→ **EXERCISE PROMPT**:
Reproduce the entries exactly.

[Collected data]
• • • •
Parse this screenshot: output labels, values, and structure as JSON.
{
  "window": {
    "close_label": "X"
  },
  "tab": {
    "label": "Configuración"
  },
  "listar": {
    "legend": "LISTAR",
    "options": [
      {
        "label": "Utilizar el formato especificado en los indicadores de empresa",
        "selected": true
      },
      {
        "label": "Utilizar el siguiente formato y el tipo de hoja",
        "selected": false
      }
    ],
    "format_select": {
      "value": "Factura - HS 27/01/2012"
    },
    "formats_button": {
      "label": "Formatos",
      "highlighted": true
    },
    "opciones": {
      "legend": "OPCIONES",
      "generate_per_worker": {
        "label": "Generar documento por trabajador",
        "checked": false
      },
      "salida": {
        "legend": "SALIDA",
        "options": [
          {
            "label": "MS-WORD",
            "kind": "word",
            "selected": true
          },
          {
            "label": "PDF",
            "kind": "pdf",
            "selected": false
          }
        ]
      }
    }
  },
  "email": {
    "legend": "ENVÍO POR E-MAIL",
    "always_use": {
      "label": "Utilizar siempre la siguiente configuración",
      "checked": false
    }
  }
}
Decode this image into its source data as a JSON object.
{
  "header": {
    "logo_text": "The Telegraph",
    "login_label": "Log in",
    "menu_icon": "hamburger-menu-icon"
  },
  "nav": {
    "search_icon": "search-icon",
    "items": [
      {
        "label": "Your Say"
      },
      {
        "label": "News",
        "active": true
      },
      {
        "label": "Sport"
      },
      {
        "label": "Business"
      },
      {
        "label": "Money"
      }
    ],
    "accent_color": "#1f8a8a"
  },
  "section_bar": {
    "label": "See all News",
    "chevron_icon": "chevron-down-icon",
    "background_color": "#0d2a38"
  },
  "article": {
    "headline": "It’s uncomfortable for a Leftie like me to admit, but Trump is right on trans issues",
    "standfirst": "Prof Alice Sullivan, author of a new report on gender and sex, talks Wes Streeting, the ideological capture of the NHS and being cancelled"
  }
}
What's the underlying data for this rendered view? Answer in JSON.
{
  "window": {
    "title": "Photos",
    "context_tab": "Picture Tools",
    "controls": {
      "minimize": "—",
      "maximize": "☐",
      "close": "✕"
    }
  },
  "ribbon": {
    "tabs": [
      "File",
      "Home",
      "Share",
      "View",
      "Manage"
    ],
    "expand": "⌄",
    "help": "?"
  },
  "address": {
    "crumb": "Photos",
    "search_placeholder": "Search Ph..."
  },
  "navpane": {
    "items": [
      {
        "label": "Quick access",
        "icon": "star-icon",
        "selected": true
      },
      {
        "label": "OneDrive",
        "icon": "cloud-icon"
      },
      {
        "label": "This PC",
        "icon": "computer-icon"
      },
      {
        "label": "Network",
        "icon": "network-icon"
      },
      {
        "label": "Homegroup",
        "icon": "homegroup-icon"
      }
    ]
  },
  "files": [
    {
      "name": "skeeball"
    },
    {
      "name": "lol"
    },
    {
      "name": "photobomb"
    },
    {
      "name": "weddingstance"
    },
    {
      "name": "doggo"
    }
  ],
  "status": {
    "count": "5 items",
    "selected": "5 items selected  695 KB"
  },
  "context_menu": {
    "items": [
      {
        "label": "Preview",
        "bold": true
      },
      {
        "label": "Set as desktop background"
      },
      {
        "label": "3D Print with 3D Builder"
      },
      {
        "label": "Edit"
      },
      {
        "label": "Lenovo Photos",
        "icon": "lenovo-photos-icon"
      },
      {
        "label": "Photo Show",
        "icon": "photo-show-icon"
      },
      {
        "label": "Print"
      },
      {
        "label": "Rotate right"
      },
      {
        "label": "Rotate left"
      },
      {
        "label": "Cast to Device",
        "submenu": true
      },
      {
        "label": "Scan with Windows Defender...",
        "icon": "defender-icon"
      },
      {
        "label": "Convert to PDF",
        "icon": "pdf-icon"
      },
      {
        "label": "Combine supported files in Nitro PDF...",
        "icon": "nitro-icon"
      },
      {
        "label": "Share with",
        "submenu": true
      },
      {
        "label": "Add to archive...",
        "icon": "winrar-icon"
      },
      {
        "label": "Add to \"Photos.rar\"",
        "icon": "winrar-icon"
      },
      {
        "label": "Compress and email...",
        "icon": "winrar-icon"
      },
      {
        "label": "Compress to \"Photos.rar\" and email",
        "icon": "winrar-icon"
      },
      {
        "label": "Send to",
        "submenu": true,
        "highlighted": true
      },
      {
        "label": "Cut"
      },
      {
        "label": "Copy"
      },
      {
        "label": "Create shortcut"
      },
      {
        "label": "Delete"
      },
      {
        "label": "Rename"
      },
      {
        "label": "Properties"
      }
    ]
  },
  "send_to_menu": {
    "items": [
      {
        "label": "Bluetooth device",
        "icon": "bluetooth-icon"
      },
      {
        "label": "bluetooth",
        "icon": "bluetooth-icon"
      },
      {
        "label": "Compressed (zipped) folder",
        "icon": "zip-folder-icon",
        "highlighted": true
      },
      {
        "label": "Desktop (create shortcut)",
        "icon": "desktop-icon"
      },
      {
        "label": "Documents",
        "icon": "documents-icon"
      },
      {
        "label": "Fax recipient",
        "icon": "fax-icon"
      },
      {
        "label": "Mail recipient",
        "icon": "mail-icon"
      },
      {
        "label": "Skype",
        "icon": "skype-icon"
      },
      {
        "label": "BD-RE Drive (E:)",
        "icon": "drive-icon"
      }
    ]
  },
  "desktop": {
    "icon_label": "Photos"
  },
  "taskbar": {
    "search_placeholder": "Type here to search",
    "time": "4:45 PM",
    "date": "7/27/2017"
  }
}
• • • •
→ **SOLUTION TO THE EXERCISE**:
Parse this screenshot: output labels, values, and structure as JSON.
{
  "window": {
    "close_label": "X"
  },
  "tab": {
    "label": "Configuración"
  },
  "listar": {
    "legend": "LISTAR",
    "options": [
      {
        "label": "Utilizar el formato especificado en los indicadores de empresa",
        "selected": true
      },
      {
        "label": "Utilizar el siguiente formato y el tipo de hoja",
        "selected": false
      }
    ],
    "format_select": {
      "value": "Factura - HS 27/01/2012"
    },
    "formats_button": {
      "label": "Formatos",
      "highlighted": true
    },
    "opciones": {
      "legend": "OPCIONES",
      "generate_per_worker": {
        "label": "Generar documento por trabajador",
        "checked": false
      },
      "salida": {
        "legend": "SALIDA",
        "options": [
          {
            "label": "MS-WORD",
            "kind": "word",
            "selected": true
          },
          {
            "label": "PDF",
            "kind": "pdf",
            "selected": false
          }
        ]
      }
    }
  },
  "email": {
    "legend": "ENVÍO POR E-MAIL",
    "always_use": {
      "label": "Utilizar siempre la siguiente configuración",
      "checked": false
    }
  }
}
Decode this image into its source data as a JSON object.
{
  "header": {
    "logo_text": "The Telegraph",
    "login_label": "Log in",
    "menu_icon": "hamburger-menu-icon"
  },
  "nav": {
    "search_icon": "search-icon",
    "items": [
      {
        "label": "Your Say"
      },
      {
        "label": "News",
        "active": true
      },
      {
        "label": "Sport"
      },
      {
        "label": "Business"
      },
      {
        "label": "Money"
      }
    ],
    "accent_color": "#1f8a8a"
  },
  "section_bar": {
    "label": "See all News",
    "chevron_icon": "chevron-down-icon",
    "background_color": "#0d2a38"
  },
  "article": {
    "headline": "It’s uncomfortable for a Leftie like me to admit, but Trump is right on trans issues",
    "standfirst": "Prof Alice Sullivan, author of a new report on gender and sex, talks Wes Streeting, the ideological capture of the NHS and being cancelled"
  }
}
What's the underlying data for this rendered view? Answer in JSON.
{
  "window": {
    "title": "Photos",
    "context_tab": "Picture Tools",
    "controls": {
      "minimize": "—",
      "maximize": "☐",
      "close": "✕"
    }
  },
  "ribbon": {
    "tabs": [
      "File",
      "Home",
      "Share",
      "View",
      "Manage"
    ],
    "expand": "⌄",
    "help": "?"
  },
  "address": {
    "crumb": "Photos",
    "search_placeholder": "Search Ph..."
  },
  "navpane": {
    "items": [
      {
        "label": "Quick access",
        "icon": "star-icon",
        "selected": true
      },
      {
        "label": "OneDrive",
        "icon": "cloud-icon"
      },
      {
        "label": "This PC",
        "icon": "computer-icon"
      },
      {
        "label": "Network",
        "icon": "network-icon"
      },
      {
        "label": "Homegroup",
        "icon": "homegroup-icon"
      }
    ]
  },
  "files": [
    {
      "name": "skeeball"
    },
    {
      "name": "lol"
    },
    {
      "name": "photobomb"
    },
    {
      "name": "weddingstance"
    },
    {
      "name": "doggo"
    }
  ],
  "status": {
    "count": "5 items",
    "selected": "5 items selected  695 KB"
  },
  "context_menu": {
    "items": [
      {
        "label": "Preview",
        "bold": true
      },
      {
        "label": "Set as desktop background"
      },
      {
        "label": "3D Print with 3D Builder"
      },
      {
        "label": "Edit"
      },
      {
        "label": "Lenovo Photos",
        "icon": "lenovo-photos-icon"
      },
      {
        "label": "Photo Show",
        "icon": "photo-show-icon"
      },
      {
        "label": "Print"
      },
      {
        "label": "Rotate right"
      },
      {
        "label": "Rotate left"
      },
      {
        "label": "Cast to Device",
        "submenu": true
      },
      {
        "label": "Scan with Windows Defender...",
        "icon": "defender-icon"
      },
      {
        "label": "Convert to PDF",
        "icon": "pdf-icon"
      },
      {
        "label": "Combine supported files in Nitro PDF...",
        "icon": "nitro-icon"
      },
      {
        "label": "Share with",
        "submenu": true
      },
      {
        "label": "Add to archive...",
        "icon": "winrar-icon"
      },
      {
        "label": "Add to \"Photos.rar\"",
        "icon": "winrar-icon"
      },
      {
        "label": "Compress and email...",
        "icon": "winrar-icon"
      },
      {
        "label": "Compress to \"Photos.rar\" and email",
        "icon": "winrar-icon"
      },
      {
        "label": "Send to",
        "submenu": true,
        "highlighted": true
      },
      {
        "label": "Cut"
      },
      {
        "label": "Copy"
      },
      {
        "label": "Create shortcut"
      },
      {
        "label": "Delete"
      },
      {
        "label": "Rename"
      },
      {
        "label": "Properties"
      }
    ]
  },
  "send_to_menu": {
    "items": [
      {
        "label": "Bluetooth device",
        "icon": "bluetooth-icon"
      },
      {
        "label": "bluetooth",
        "icon": "bluetooth-icon"
      },
      {
        "label": "Compressed (zipped) folder",
        "icon": "zip-folder-icon",
        "highlighted": true
      },
      {
        "label": "Desktop (create shortcut)",
        "icon": "desktop-icon"
      },
      {
        "label": "Documents",
        "icon": "documents-icon"
      },
      {
        "label": "Fax recipient",
        "icon": "fax-icon"
      },
      {
        "label": "Mail recipient",
        "icon": "mail-icon"
      },
      {
        "label": "Skype",
        "icon": "skype-icon"
      },
      {
        "label": "BD-RE Drive (E:)",
        "icon": "drive-icon"
      }
    ]
  },
  "desktop": {
    "icon_label": "Photos"
  },
  "taskbar": {
    "search_placeholder": "Type here to search",
    "time": "4:45 PM",
    "date": "7/27/2017"
  }
}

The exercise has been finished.